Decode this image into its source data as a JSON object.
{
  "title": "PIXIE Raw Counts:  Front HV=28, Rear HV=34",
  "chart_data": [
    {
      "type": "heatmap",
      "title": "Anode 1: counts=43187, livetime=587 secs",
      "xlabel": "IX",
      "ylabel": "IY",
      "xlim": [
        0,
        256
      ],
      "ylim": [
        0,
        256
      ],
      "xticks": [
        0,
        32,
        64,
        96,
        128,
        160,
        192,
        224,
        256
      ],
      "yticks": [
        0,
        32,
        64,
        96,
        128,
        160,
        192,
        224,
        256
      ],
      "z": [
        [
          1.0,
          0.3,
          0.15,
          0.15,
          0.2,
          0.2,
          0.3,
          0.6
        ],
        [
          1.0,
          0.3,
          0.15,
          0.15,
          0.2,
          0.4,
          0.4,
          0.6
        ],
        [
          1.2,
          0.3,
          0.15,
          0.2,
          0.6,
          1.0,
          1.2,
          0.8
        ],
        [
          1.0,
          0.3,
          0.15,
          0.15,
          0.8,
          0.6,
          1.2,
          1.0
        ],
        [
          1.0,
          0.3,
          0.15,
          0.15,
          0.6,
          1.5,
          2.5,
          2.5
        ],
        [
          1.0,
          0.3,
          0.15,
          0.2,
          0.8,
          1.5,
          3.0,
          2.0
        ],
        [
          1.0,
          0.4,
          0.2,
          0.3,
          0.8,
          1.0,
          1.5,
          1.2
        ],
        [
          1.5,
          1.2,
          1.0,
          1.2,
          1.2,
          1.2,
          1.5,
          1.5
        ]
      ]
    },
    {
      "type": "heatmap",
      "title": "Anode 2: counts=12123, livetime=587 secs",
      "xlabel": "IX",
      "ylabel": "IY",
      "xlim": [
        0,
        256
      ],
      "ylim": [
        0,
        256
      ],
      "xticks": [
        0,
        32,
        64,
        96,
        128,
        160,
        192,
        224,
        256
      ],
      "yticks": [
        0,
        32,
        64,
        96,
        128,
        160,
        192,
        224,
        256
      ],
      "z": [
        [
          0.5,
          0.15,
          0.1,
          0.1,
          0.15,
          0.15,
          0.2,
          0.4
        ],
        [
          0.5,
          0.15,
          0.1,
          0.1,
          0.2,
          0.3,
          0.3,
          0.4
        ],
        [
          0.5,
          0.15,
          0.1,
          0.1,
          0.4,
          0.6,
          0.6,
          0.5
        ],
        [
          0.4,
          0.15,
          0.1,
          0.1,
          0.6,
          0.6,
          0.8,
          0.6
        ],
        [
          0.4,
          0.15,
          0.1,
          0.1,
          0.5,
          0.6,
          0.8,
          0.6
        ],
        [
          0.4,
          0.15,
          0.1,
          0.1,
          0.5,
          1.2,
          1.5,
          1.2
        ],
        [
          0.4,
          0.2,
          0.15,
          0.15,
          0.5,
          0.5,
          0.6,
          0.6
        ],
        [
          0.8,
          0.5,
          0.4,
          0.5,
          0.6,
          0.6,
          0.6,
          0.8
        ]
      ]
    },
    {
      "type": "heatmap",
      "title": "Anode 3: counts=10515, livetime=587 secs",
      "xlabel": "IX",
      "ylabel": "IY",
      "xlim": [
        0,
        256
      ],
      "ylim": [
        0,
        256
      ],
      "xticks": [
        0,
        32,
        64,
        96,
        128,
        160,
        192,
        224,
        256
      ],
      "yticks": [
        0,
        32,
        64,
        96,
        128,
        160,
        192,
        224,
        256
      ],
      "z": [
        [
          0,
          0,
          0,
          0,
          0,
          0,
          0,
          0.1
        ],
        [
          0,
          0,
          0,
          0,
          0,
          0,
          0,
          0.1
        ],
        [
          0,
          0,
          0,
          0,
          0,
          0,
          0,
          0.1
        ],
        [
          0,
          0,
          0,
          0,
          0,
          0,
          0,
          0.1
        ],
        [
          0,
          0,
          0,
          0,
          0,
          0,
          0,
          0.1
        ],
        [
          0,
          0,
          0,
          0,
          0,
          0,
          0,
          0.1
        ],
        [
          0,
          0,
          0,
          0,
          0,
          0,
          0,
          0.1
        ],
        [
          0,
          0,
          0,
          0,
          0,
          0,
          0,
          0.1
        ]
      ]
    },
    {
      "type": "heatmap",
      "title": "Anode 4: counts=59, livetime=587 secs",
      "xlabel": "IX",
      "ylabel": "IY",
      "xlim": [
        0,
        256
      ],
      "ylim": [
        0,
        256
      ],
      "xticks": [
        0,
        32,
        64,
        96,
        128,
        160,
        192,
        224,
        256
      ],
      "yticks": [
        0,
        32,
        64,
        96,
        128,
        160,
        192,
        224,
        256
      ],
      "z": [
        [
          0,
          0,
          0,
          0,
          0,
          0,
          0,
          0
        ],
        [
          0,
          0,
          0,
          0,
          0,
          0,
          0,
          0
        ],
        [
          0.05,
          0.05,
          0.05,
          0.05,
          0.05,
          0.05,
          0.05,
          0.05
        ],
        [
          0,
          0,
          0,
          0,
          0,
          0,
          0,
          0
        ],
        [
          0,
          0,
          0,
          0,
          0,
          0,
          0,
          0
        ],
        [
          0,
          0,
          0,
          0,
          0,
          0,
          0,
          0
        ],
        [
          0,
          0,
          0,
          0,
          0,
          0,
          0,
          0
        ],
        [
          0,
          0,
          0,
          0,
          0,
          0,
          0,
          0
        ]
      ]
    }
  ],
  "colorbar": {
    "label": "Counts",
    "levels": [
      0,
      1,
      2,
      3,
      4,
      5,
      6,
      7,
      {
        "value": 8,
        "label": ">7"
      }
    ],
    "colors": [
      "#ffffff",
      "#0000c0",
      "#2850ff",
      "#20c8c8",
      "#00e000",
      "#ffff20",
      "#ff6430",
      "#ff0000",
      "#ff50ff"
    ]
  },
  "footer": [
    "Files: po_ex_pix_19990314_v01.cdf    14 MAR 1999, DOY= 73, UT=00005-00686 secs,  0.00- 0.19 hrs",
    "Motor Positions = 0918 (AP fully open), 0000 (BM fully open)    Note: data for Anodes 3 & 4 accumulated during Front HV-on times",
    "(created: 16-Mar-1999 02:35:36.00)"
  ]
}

================

* _TASK STATEMENT_
Extract each line from the listing above, please, and repeat it exactly.

* _WRITTEN SOLUTION_
Decode this image into its source data as a JSON object.
{
  "title": "PIXIE Raw Counts:  Front HV=28, Rear HV=34",
  "chart_data": [
    {
      "type": "heatmap",
      "title": "Anode 1: counts=43187, livetime=587 secs",
      "xlabel": "IX",
      "ylabel": "IY",
      "xlim": [
        0,
        256
      ],
      "ylim": [
        0,
        256
      ],
      "xticks": [
        0,
        32,
        64,
        96,
        128,
        160,
        192,
        224,
        256
      ],
      "yticks": [
        0,
        32,
        64,
        96,
        128,
        160,
        192,
        224,
        256
      ],
      "z": [
        [
          1.0,
          0.3,
          0.15,
          0.15,
          0.2,
          0.2,
          0.3,
          0.6
        ],
        [
          1.0,
          0.3,
          0.15,
          0.15,
          0.2,
          0.4,
          0.4,
          0.6
        ],
        [
          1.2,
          0.3,
          0.15,
          0.2,
          0.6,
          1.0,
          1.2,
          0.8
        ],
        [
          1.0,
          0.3,
          0.15,
          0.15,
          0.8,
          0.6,
          1.2,
          1.0
        ],
        [
          1.0,
          0.3,
          0.15,
          0.15,
          0.6,
          1.5,
          2.5,
          2.5
        ],
        [
          1.0,
          0.3,
          0.15,
          0.2,
          0.8,
          1.5,
          3.0,
          2.0
        ],
        [
          1.0,
          0.4,
          0.2,
          0.3,
          0.8,
          1.0,
          1.5,
          1.2
        ],
        [
          1.5,
          1.2,
          1.0,
          1.2,
          1.2,
          1.2,
          1.5,
          1.5
        ]
      ]
    },
    {
      "type": "heatmap",
      "title": "Anode 2: counts=12123, livetime=587 secs",
      "xlabel": "IX",
      "ylabel": "IY",
      "xlim": [
        0,
        256
      ],
      "ylim": [
        0,
        256
      ],
      "xticks": [
        0,
        32,
        64,
        96,
        128,
        160,
        192,
        224,
        256
      ],
      "yticks": [
        0,
        32,
        64,
        96,
        128,
        160,
        192,
        224,
        256
      ],
      "z": [
        [
          0.5,
          0.15,
          0.1,
          0.1,
          0.15,
          0.15,
          0.2,
          0.4
        ],
        [
          0.5,
          0.15,
          0.1,
          0.1,
          0.2,
          0.3,
          0.3,
          0.4
        ],
        [
          0.5,
          0.15,
          0.1,
          0.1,
          0.4,
          0.6,
          0.6,
          0.5
        ],
        [
          0.4,
          0.15,
          0.1,
          0.1,
          0.6,
          0.6,
          0.8,
          0.6
        ],
        [
          0.4,
          0.15,
          0.1,
          0.1,
          0.5,
          0.6,
          0.8,
          0.6
        ],
        [
          0.4,
          0.15,
          0.1,
          0.1,
          0.5,
          1.2,
          1.5,
          1.2
        ],
        [
          0.4,
          0.2,
          0.15,
          0.15,
          0.5,
          0.5,
          0.6,
          0.6
        ],
        [
          0.8,
          0.5,
          0.4,
          0.5,
          0.6,
          0.6,
          0.6,
          0.8
        ]
      ]
    },
    {
      "type": "heatmap",
      "title": "Anode 3: counts=10515, livetime=587 secs",
      "xlabel": "IX",
      "ylabel": "IY",
      "xlim": [
        0,
        256
      ],
      "ylim": [
        0,
        256
      ],
      "xticks": [
        0,
        32,
        64,
        96,
        128,
        160,
        192,
        224,
        256
      ],
      "yticks": [
        0,
        32,
        64,
        96,
        128,
        160,
        192,
        224,
        256
      ],
      "z": [
        [
          0,
          0,
          0,
          0,
          0,
          0,
          0,
          0.1
        ],
        [
          0,
          0,
          0,
          0,
          0,
          0,
          0,
          0.1
        ],
        [
          0,
          0,
          0,
          0,
          0,
          0,
          0,
          0.1
        ],
        [
          0,
          0,
          0,
          0,
          0,
          0,
          0,
          0.1
        ],
        [
          0,
          0,
          0,
          0,
          0,
          0,
          0,
          0.1
        ],
        [
          0,
          0,
          0,
          0,
          0,
          0,
          0,
          0.1
        ],
        [
          0,
          0,
          0,
          0,
          0,
          0,
          0,
          0.1
        ],
        [
          0,
          0,
          0,
          0,
          0,
          0,
          0,
          0.1
        ]
      ]
    },
    {
      "type": "heatmap",
      "title": "Anode 4: counts=59, livetime=587 secs",
      "xlabel": "IX",
      "ylabel": "IY",
      "xlim": [
        0,
        256
      ],
      "ylim": [
        0,
        256
      ],
      "xticks": [
        0,
        32,
        64,
        96,
        128,
        160,
        192,
        224,
        256
      ],
      "yticks": [
        0,
        32,
        64,
        96,
        128,
        160,
        192,
        224,
        256
      ],
      "z": [
        [
          0,
          0,
          0,
          0,
          0,
          0,
          0,
          0
        ],
        [
          0,
          0,
          0,
          0,
          0,
          0,
          0,
          0
        ],
        [
          0.05,
          0.05,
          0.05,
          0.05,
          0.05,
          0.05,
          0.05,
          0.05
        ],
        [
          0,
          0,
          0,
          0,
          0,
          0,
          0,
          0
        ],
        [
          0,
          0,
          0,
          0,
          0,
          0,
          0,
          0
        ],
        [
          0,
          0,
          0,
          0,
          0,
          0,
          0,
          0
        ],
        [
          0,
          0,
          0,
          0,
          0,
          0,
          0,
          0
        ],
        [
          0,
          0,
          0,
          0,
          0,
          0,
          0,
          0
        ]
      ]
    }
  ],
  "colorbar": {
    "label": "Counts",
    "levels": [
      0,
      1,
      2,
      3,
      4,
      5,
      6,
      7,
      {
        "value": 8,
        "label": ">7"
      }
    ],
    "colors": [
      "#ffffff",
      "#0000c0",
      "#2850ff",
      "#20c8c8",
      "#00e000",
      "#ffff20",
      "#ff6430",
      "#ff0000",
      "#ff50ff"
    ]
  },
  "footer": [
    "Files: po_ex_pix_19990314_v01.cdf    14 MAR 1999, DOY= 73, UT=00005-00686 secs,  0.00- 0.19 hrs",
    "Motor Positions = 0918 (AP fully open), 0000 (BM fully open)    Note: data for Anodes 3 & 4 accumulated during Front HV-on times",
    "(created: 16-Mar-1999 02:35:36.00)"
  ]
}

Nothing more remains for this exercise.